▶ **YOUR TASK**
Transcribe each record exactly; skip any picture.

Start of Block

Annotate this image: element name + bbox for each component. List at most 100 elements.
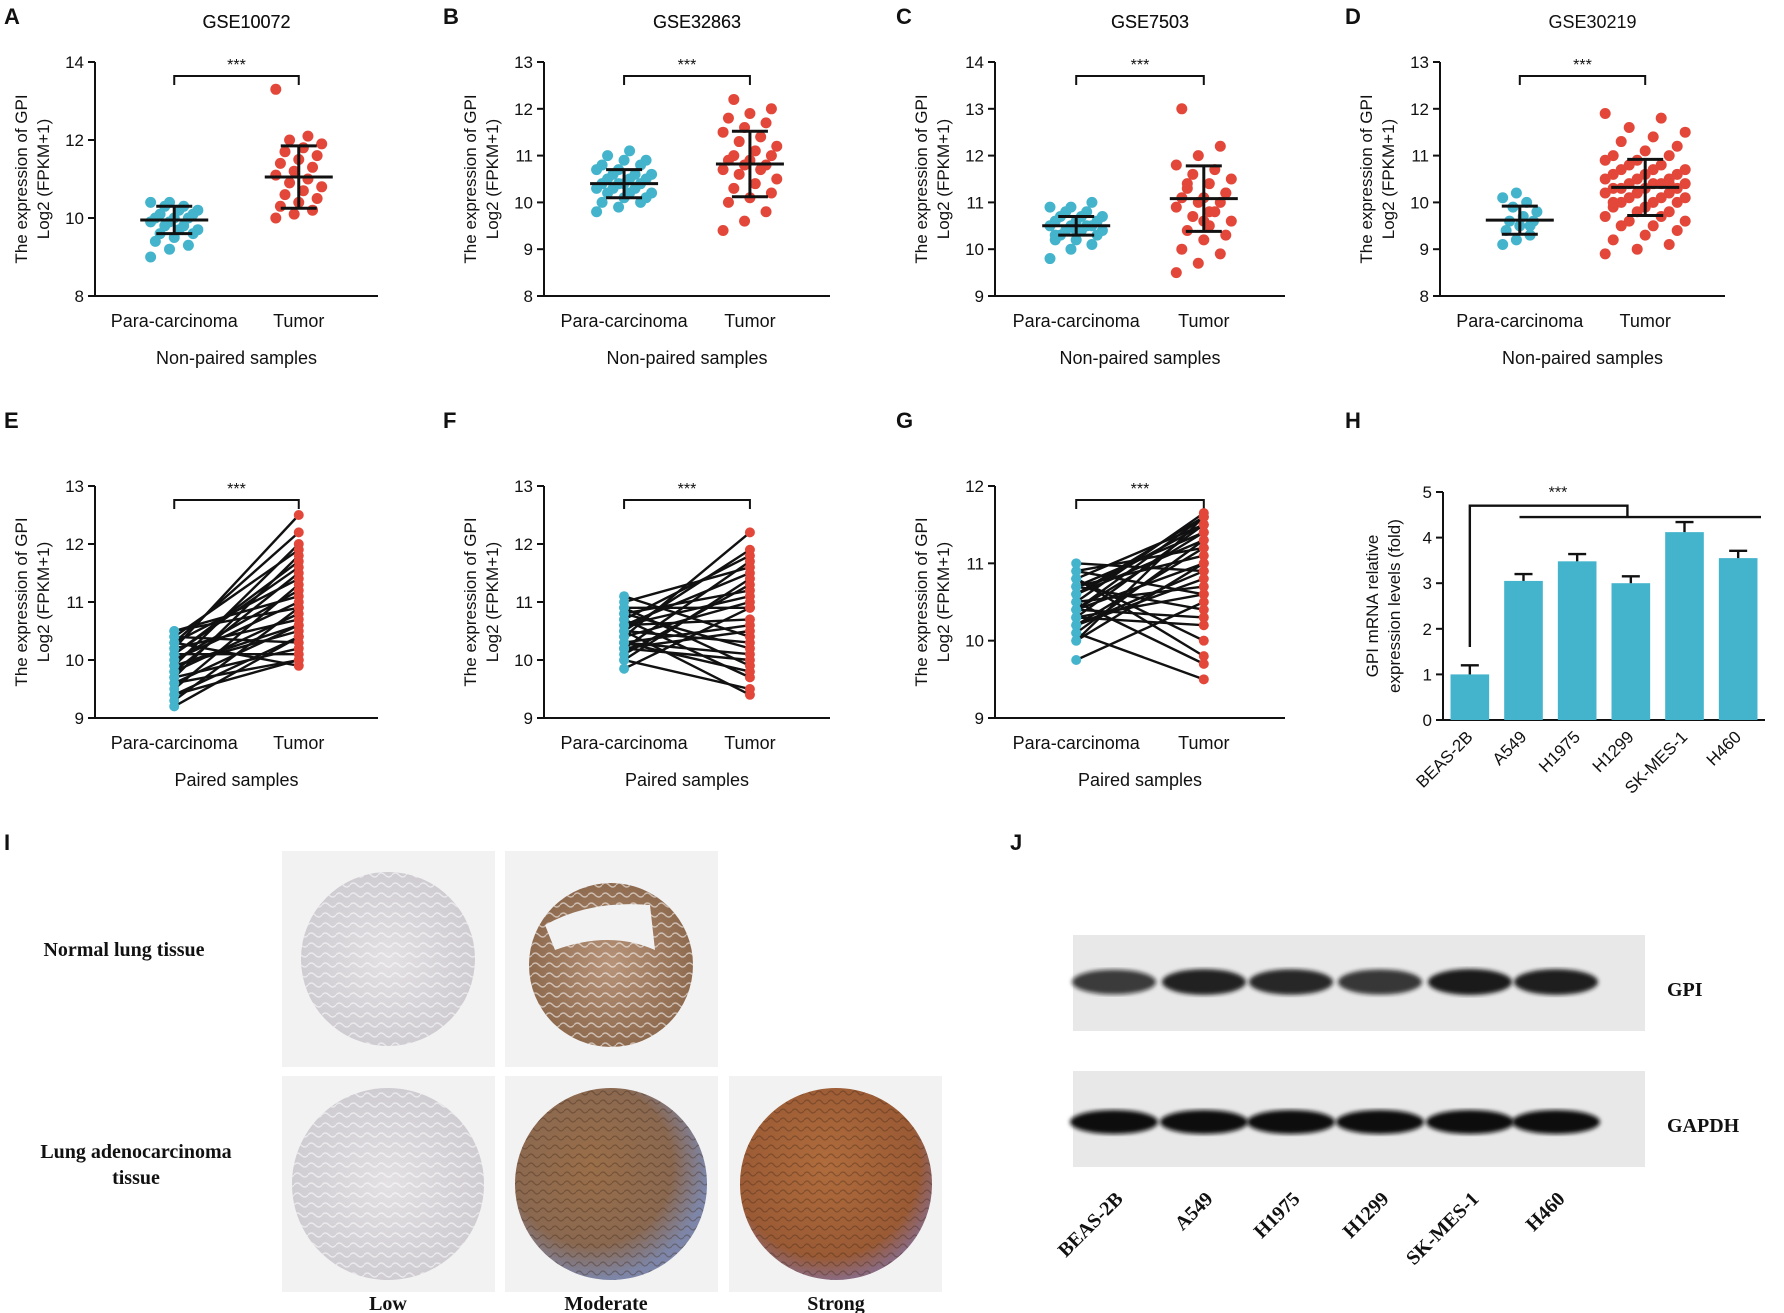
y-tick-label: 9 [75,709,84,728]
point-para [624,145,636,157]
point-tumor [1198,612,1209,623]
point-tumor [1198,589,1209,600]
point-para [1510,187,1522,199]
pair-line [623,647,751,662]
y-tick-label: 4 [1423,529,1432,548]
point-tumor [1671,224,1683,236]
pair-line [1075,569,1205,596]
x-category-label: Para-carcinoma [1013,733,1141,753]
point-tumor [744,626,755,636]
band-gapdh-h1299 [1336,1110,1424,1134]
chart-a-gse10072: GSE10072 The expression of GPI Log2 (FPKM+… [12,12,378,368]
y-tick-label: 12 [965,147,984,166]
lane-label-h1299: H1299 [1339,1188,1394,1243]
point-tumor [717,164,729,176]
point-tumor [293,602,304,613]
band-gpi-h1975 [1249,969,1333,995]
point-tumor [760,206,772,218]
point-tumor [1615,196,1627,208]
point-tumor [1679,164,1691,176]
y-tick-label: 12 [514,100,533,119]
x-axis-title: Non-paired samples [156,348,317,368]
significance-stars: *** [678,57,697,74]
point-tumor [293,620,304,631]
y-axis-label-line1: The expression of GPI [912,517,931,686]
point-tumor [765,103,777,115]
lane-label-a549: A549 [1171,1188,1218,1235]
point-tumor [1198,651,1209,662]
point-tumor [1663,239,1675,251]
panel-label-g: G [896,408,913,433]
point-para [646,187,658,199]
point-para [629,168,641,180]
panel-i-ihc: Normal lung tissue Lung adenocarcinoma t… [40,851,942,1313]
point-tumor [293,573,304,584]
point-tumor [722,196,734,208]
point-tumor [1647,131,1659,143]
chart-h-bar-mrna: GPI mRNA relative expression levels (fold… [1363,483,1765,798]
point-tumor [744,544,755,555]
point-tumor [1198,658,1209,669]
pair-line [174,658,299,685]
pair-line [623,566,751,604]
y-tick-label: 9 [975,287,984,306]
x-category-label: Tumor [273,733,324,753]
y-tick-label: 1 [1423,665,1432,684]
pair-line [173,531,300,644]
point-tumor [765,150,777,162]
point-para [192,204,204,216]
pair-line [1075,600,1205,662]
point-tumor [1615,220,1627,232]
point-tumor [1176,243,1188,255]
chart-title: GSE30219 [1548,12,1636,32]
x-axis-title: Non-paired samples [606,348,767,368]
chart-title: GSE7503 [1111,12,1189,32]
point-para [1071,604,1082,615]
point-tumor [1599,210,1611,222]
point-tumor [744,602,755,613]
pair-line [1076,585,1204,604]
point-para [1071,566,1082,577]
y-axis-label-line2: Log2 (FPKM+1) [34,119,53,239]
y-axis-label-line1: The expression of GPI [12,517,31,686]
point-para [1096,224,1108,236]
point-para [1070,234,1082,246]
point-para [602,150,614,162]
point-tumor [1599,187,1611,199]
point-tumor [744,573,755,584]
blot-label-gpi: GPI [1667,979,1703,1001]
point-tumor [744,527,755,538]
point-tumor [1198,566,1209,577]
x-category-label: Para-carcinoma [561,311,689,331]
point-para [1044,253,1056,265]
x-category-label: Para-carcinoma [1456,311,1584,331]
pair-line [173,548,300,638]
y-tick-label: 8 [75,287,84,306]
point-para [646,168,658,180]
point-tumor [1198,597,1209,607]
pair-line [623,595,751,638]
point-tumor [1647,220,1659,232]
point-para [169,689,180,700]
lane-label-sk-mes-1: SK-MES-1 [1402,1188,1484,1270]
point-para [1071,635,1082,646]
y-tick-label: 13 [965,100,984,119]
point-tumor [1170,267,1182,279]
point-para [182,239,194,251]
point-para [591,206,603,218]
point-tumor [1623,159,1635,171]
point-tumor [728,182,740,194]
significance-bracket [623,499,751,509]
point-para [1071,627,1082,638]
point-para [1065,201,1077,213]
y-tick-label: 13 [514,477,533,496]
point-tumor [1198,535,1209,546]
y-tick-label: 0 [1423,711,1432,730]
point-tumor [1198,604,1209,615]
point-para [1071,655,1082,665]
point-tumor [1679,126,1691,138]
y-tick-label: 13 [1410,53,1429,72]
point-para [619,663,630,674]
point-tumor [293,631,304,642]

End of Block

▶ **THE ANSWER**
Annotate this image: element name + bbox for each component. List at most 100 elements.
y-tick-label: 9 [75,709,84,728]
point-para [624,145,636,157]
point-tumor [1198,612,1209,623]
point-tumor [1198,589,1209,600]
point-para [1510,187,1522,199]
pair-line [623,647,751,662]
y-tick-label: 4 [1423,529,1432,548]
point-tumor [1671,224,1683,236]
pair-line [1075,569,1205,596]
x-category-label: Para-carcinoma [1013,733,1141,753]
point-tumor [744,626,755,636]
band-gapdh-h1299 [1336,1110,1424,1134]
chart-a-gse10072: GSE10072 The expression of GPI Log2 (FPKM+… [12,12,378,368]
y-tick-label: 12 [965,147,984,166]
lane-label-h1299: H1299 [1339,1188,1394,1243]
point-tumor [717,164,729,176]
point-tumor [293,602,304,613]
band-gpi-h1975 [1249,969,1333,995]
point-tumor [760,206,772,218]
point-tumor [1615,196,1627,208]
point-tumor [1679,164,1691,176]
y-tick-label: 12 [514,100,533,119]
x-axis-title: Non-paired samples [156,348,317,368]
significance-stars: *** [678,57,697,74]
point-tumor [293,620,304,631]
y-axis-label-line1: The expression of GPI [912,517,931,686]
point-tumor [765,103,777,115]
lane-label-a549: A549 [1171,1188,1218,1235]
point-tumor [1198,651,1209,662]
point-tumor [1663,239,1675,251]
panel-label-g: G [896,408,913,433]
point-para [646,187,658,199]
point-para [629,168,641,180]
panel-i-ihc: Normal lung tissue Lung adenocarcinoma t… [40,851,942,1313]
point-tumor [293,573,304,584]
point-tumor [722,196,734,208]
point-tumor [1647,131,1659,143]
chart-h-bar-mrna: GPI mRNA relative expression levels (fold… [1363,483,1765,798]
point-tumor [744,544,755,555]
point-tumor [1198,658,1209,669]
pair-line [174,658,299,685]
pair-line [623,566,751,604]
y-tick-label: 9 [975,287,984,306]
x-category-label: Tumor [273,733,324,753]
y-tick-label: 1 [1423,665,1432,684]
pair-line [173,531,300,644]
point-tumor [765,150,777,162]
point-para [192,204,204,216]
pair-line [1075,600,1205,662]
point-tumor [1615,220,1627,232]
point-tumor [1176,243,1188,255]
chart-title: GSE30219 [1548,12,1636,32]
x-axis-title: Non-paired samples [606,348,767,368]
chart-title: GSE7503 [1111,12,1189,32]
point-para [1071,604,1082,615]
point-tumor [1599,210,1611,222]
point-tumor [744,602,755,613]
pair-line [1076,585,1204,604]
point-para [1071,566,1082,577]
y-axis-label-line2: Log2 (FPKM+1) [34,119,53,239]
y-axis-label-line1: The expression of GPI [12,517,31,686]
point-para [1096,224,1108,236]
point-para [1070,234,1082,246]
point-para [602,150,614,162]
point-tumor [1599,187,1611,199]
point-tumor [744,573,755,584]
blot-label-gpi: GPI [1667,979,1703,1001]
point-tumor [744,527,755,538]
point-tumor [1198,566,1209,577]
x-category-label: Para-carcinoma [561,311,689,331]
point-para [1044,253,1056,265]
x-category-label: Para-carcinoma [1456,311,1584,331]
pair-line [173,548,300,638]
y-tick-label: 8 [75,287,84,306]
point-para [646,168,658,180]
point-tumor [1198,597,1209,607]
pair-line [623,595,751,638]
point-tumor [1647,220,1659,232]
point-para [169,689,180,700]
lane-label-sk-mes-1: SK-MES-1 [1402,1188,1484,1270]
point-para [1071,635,1082,646]
y-tick-label: 13 [965,100,984,119]
point-tumor [1170,267,1182,279]
point-para [182,239,194,251]
point-para [591,206,603,218]
point-tumor [1623,159,1635,171]
point-tumor [728,182,740,194]
significance-bracket [623,499,751,509]
point-para [1071,627,1082,638]
point-para [1065,201,1077,213]
y-tick-label: 13 [514,477,533,496]
point-tumor [1198,535,1209,546]
y-tick-label: 0 [1423,711,1432,730]
point-tumor [1198,604,1209,615]
point-para [1071,655,1082,665]
point-tumor [1679,126,1691,138]
y-tick-label: 13 [1410,53,1429,72]
point-para [619,663,630,674]
point-tumor [293,631,304,642]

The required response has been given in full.